INSTRUCTION: Exactly reproduce each record listed below.

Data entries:
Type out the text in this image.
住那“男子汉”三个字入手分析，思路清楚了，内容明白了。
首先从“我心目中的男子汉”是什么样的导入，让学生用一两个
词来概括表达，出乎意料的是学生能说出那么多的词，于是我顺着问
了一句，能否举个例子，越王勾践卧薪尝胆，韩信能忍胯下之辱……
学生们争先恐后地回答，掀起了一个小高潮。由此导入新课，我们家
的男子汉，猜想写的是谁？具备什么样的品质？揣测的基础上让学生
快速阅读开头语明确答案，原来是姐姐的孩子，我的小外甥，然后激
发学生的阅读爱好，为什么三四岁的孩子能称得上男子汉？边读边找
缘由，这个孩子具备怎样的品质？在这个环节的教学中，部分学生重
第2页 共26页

RESPONSE TO THIS TASK:
Type out the text in this image.
住那“男子汉”三个字入手分析，思路清楚了，内容明白了。
首先从“我心目中的男子汉”是什么样的导入，让学生用一两个
词来概括表达，出乎意料的是学生能说出那么多的词，于是我顺着问
了一句，能否举个例子，越王勾践卧薪尝胆，韩信能忍胯下之辱……
学生们争先恐后地回答，掀起了一个小高潮。由此导入新课，我们家
的男子汉，猜想写的是谁？具备什么样的品质？揣测的基础上让学生
快速阅读开头语明确答案，原来是姐姐的孩子，我的小外甥，然后激
发学生的阅读爱好，为什么三四岁的孩子能称得上男子汉？边读边找
缘由，这个孩子具备怎样的品质？在这个环节的教学中，部分学生重
第2页 共26页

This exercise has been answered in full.